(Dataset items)
==============================

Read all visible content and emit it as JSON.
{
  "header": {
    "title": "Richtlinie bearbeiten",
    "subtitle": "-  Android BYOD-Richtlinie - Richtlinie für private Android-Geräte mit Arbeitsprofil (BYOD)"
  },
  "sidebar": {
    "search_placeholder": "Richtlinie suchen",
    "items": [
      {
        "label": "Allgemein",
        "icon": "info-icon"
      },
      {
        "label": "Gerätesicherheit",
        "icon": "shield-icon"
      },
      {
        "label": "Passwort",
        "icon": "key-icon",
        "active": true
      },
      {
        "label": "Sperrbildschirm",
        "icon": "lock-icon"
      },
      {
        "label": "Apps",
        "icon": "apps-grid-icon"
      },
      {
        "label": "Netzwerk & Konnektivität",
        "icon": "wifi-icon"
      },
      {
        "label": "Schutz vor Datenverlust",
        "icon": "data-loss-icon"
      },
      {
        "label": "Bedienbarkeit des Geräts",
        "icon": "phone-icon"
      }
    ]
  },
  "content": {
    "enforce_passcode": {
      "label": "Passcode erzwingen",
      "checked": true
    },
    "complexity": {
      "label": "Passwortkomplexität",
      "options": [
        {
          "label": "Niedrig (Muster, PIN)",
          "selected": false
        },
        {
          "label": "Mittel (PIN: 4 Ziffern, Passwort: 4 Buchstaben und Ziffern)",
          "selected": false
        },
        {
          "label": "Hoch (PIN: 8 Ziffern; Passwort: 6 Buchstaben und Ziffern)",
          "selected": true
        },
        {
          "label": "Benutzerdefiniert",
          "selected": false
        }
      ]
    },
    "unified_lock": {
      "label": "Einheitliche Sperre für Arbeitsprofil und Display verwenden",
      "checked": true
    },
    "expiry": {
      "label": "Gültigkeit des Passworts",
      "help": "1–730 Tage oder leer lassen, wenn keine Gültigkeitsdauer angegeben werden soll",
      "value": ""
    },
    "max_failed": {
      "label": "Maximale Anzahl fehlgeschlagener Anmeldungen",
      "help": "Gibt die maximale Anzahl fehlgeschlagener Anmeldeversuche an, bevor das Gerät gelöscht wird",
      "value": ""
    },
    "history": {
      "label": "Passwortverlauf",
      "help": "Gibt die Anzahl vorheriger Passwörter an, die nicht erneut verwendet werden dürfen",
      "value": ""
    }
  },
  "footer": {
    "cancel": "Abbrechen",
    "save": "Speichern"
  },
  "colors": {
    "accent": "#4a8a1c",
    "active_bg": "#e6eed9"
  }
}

==============================

What to do: Each line above that holds the string "true" should be copied and shown.

Correct output:
        "active": true
      "checked": true
          "selected": true
      "checked": true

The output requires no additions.